An exact copy of the records is required, minus the pictures they hold.

───── Dataset extract

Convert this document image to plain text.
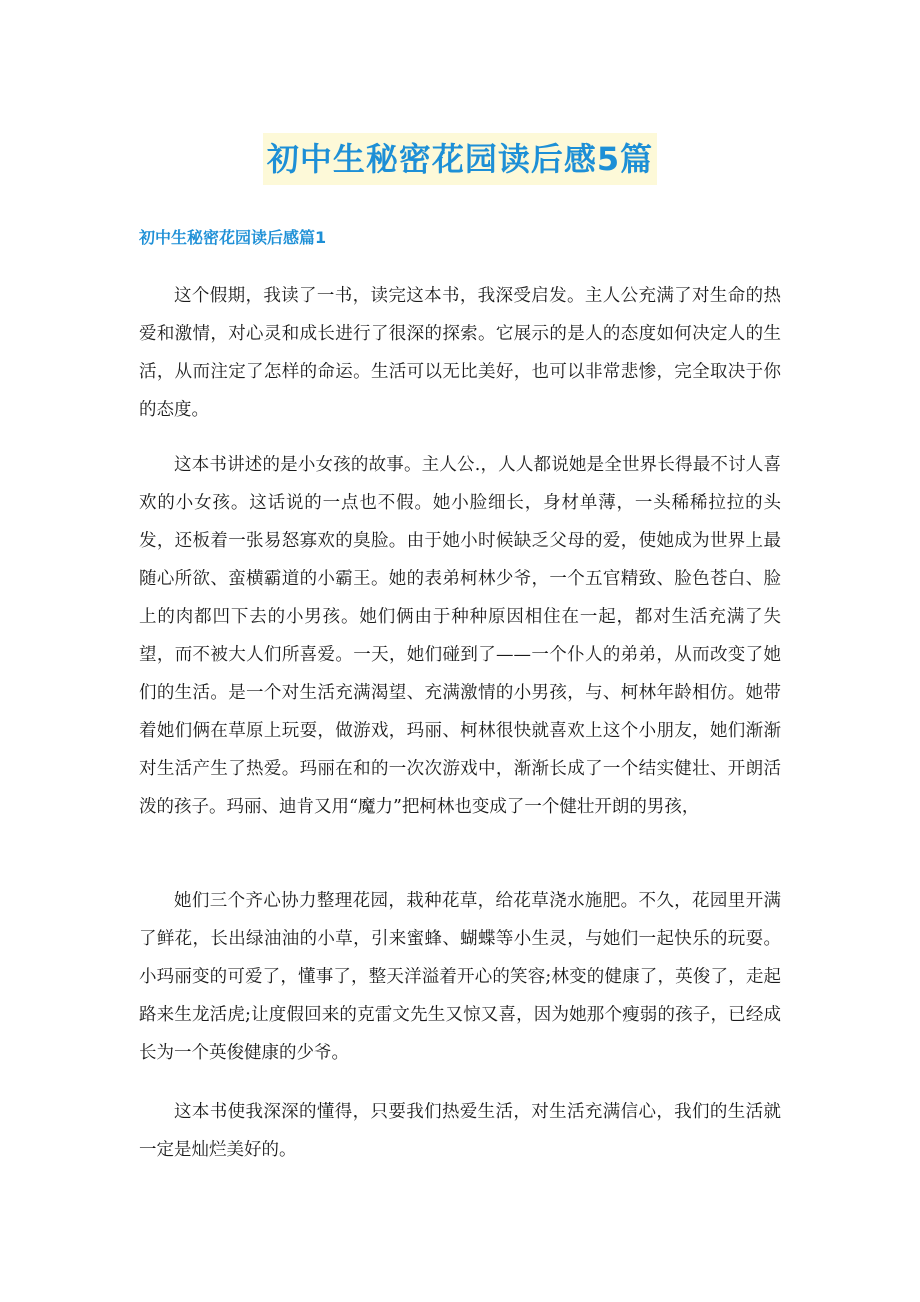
初中生秘密花园读后感5篇
初中生秘密花园读后感篇1

这个假期，我读了一书，读完这本书，我深受启发。主人公充满了对生命的热爱和激情，对心灵和成长进行了很深的探索。它展示的是人的态度如何决定人的生活，从而注定了怎样的命运。生活可以无比美好，也可以非常悲惨，完全取决于你的态度。

这本书讲述的是小女孩的故事。主人公.，人人都说她是全世界长得最不讨人喜欢的小女孩。这话说的一点也不假。她小脸细长，身材单薄，一头稀稀拉拉的头发，还板着一张易怒寡欢的臭脸。由于她小时候缺乏父母的爱，使她成为世界上最随心所欲、蛮横霸道的小霸王。她的表弟柯林少爷，一个五官精致、脸色苍白、脸上的肉都凹下去的小男孩。她们俩由于种种原因相住在一起，都对生活充满了失望，而不被大人们所喜爱。一天，她们碰到了——一个仆人的弟弟，从而改变了她们的生活。是一个对生活充满渴望、充满激情的小男孩，与、柯林年龄相仿。她带着她们俩在草原上玩耍，做游戏，玛丽、柯林很快就喜欢上这个小朋友，她们渐渐对生活产生了热爱。玛丽在和的一次次游戏中，渐渐长成了一个结实健壮、开朗活泼的孩子。玛丽、迪肯又用“魔力”把柯林也变成了一个健壮开朗的男孩，

她们三个齐心协力整理花园，栽种花草，给花草浇水施肥。不久，花园里开满了鲜花，长出绿油油的小草，引来蜜蜂、蝴蝶等小生灵，与她们一起快乐的玩耍。小玛丽变的可爱了，懂事了，整天洋溢着开心的笑容;林变的健康了，英俊了，走起路来生龙活虎;让度假回来的克雷文先生又惊又喜，因为她那个瘦弱的孩子，已经成长为一个英俊健康的少爷。

这本书使我深深的懂得，只要我们热爱生活，对生活充满信心，我们的生活就一定是灿烂美好的。
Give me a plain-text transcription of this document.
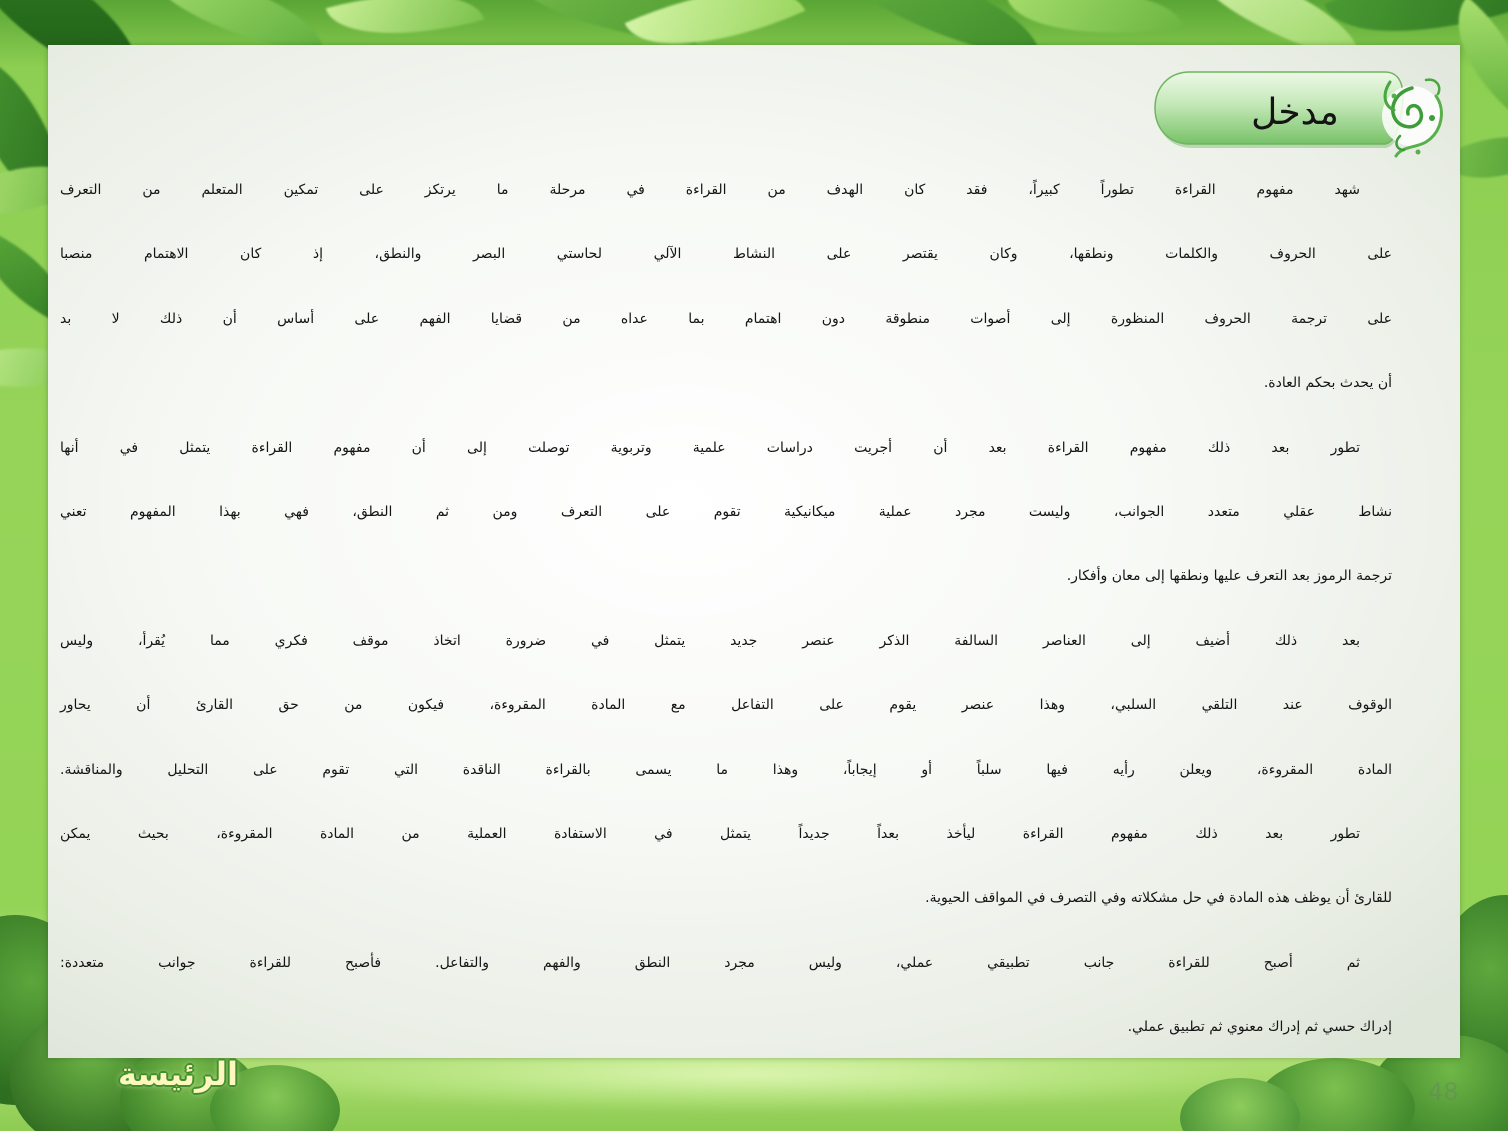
مدخل
شهد مفهوم القراءة تطوراً كبيراً، فقد كان الهدف من القراءة في مرحلة ما يرتكز على تمكين المتعلم من التعرف
على الحروف والكلمات ونطقها، وكان يقتصر على النشاط الآلي لحاستي البصر والنطق، إذ كان الاهتمام منصبا
على ترجمة الحروف المنظورة إلى أصوات منطوقة دون اهتمام بما عداه من قضايا الفهم على أساس أن ذلك لا بد
أن يحدث بحكم العادة.
تطور بعد ذلك مفهوم القراءة بعد أن أجريت دراسات علمية وتربوية توصلت إلى أن مفهوم القراءة يتمثل في أنها
نشاط عقلي متعدد الجوانب، وليست مجرد عملية ميكانيكية تقوم على التعرف ومن ثم النطق، فهي بهذا المفهوم تعني
ترجمة الرموز بعد التعرف عليها ونطقها إلى معان وأفكار.
بعد ذلك أضيف إلى العناصر السالفة الذكر عنصر جديد يتمثل في ضرورة اتخاذ موقف فكري مما يُقرأ، وليس
الوقوف عند التلقي السلبي، وهذا عنصر يقوم على التفاعل مع المادة المقروءة، فيكون من حق القارئ أن يحاور
المادة المقروءة، ويعلن رأيه فيها سلباً أو إيجاباً، وهذا ما يسمى بالقراءة الناقدة التي تقوم على التحليل والمناقشة.
تطور بعد ذلك مفهوم القراءة ليأخذ بعداً جديداً يتمثل في الاستفادة العملية من المادة المقروءة، بحيث يمكن
للقارئ أن يوظف هذه المادة في حل مشكلاته وفي التصرف في المواقف الحيوية.
ثم أصبح للقراءة جانب تطبيقي عملي، وليس مجرد النطق والفهم والتفاعل. فأصبح للقراءة جوانب متعددة:
إدراك حسي ثم إدراك معنوي ثم تطبيق عملي.
الرئيسة	48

──────────

• Final result
Convert this document image to plain text.
初中生秘密花园读后感5篇
初中生秘密花园读后感篇1

这个假期，我读了一书，读完这本书，我深受启发。主人公充满了对生命的热爱和激情，对心灵和成长进行了很深的探索。它展示的是人的态度如何决定人的生活，从而注定了怎样的命运。生活可以无比美好，也可以非常悲惨，完全取决于你的态度。

这本书讲述的是小女孩的故事。主人公.，人人都说她是全世界长得最不讨人喜欢的小女孩。这话说的一点也不假。她小脸细长，身材单薄，一头稀稀拉拉的头发，还板着一张易怒寡欢的臭脸。由于她小时候缺乏父母的爱，使她成为世界上最随心所欲、蛮横霸道的小霸王。她的表弟柯林少爷，一个五官精致、脸色苍白、脸上的肉都凹下去的小男孩。她们俩由于种种原因相住在一起，都对生活充满了失望，而不被大人们所喜爱。一天，她们碰到了——一个仆人的弟弟，从而改变了她们的生活。是一个对生活充满渴望、充满激情的小男孩，与、柯林年龄相仿。她带着她们俩在草原上玩耍，做游戏，玛丽、柯林很快就喜欢上这个小朋友，她们渐渐对生活产生了热爱。玛丽在和的一次次游戏中，渐渐长成了一个结实健壮、开朗活泼的孩子。玛丽、迪肯又用“魔力”把柯林也变成了一个健壮开朗的男孩，

她们三个齐心协力整理花园，栽种花草，给花草浇水施肥。不久，花园里开满了鲜花，长出绿油油的小草，引来蜜蜂、蝴蝶等小生灵，与她们一起快乐的玩耍。小玛丽变的可爱了，懂事了，整天洋溢着开心的笑容;林变的健康了，英俊了，走起路来生龙活虎;让度假回来的克雷文先生又惊又喜，因为她那个瘦弱的孩子，已经成长为一个英俊健康的少爷。

这本书使我深深的懂得，只要我们热爱生活，对生活充满信心，我们的生活就一定是灿烂美好的。
Give me a plain-text transcription of this document.
مدخل
شهد مفهوم القراءة تطوراً كبيراً، فقد كان الهدف من القراءة في مرحلة ما يرتكز على تمكين المتعلم من التعرف
على الحروف والكلمات ونطقها، وكان يقتصر على النشاط الآلي لحاستي البصر والنطق، إذ كان الاهتمام منصبا
على ترجمة الحروف المنظورة إلى أصوات منطوقة دون اهتمام بما عداه من قضايا الفهم على أساس أن ذلك لا بد
أن يحدث بحكم العادة.
تطور بعد ذلك مفهوم القراءة بعد أن أجريت دراسات علمية وتربوية توصلت إلى أن مفهوم القراءة يتمثل في أنها
نشاط عقلي متعدد الجوانب، وليست مجرد عملية ميكانيكية تقوم على التعرف ومن ثم النطق، فهي بهذا المفهوم تعني
ترجمة الرموز بعد التعرف عليها ونطقها إلى معان وأفكار.
بعد ذلك أضيف إلى العناصر السالفة الذكر عنصر جديد يتمثل في ضرورة اتخاذ موقف فكري مما يُقرأ، وليس
الوقوف عند التلقي السلبي، وهذا عنصر يقوم على التفاعل مع المادة المقروءة، فيكون من حق القارئ أن يحاور
المادة المقروءة، ويعلن رأيه فيها سلباً أو إيجاباً، وهذا ما يسمى بالقراءة الناقدة التي تقوم على التحليل والمناقشة.
تطور بعد ذلك مفهوم القراءة ليأخذ بعداً جديداً يتمثل في الاستفادة العملية من المادة المقروءة، بحيث يمكن
للقارئ أن يوظف هذه المادة في حل مشكلاته وفي التصرف في المواقف الحيوية.
ثم أصبح للقراءة جانب تطبيقي عملي، وليس مجرد النطق والفهم والتفاعل. فأصبح للقراءة جوانب متعددة:
إدراك حسي ثم إدراك معنوي ثم تطبيق عملي.
الرئيسة	48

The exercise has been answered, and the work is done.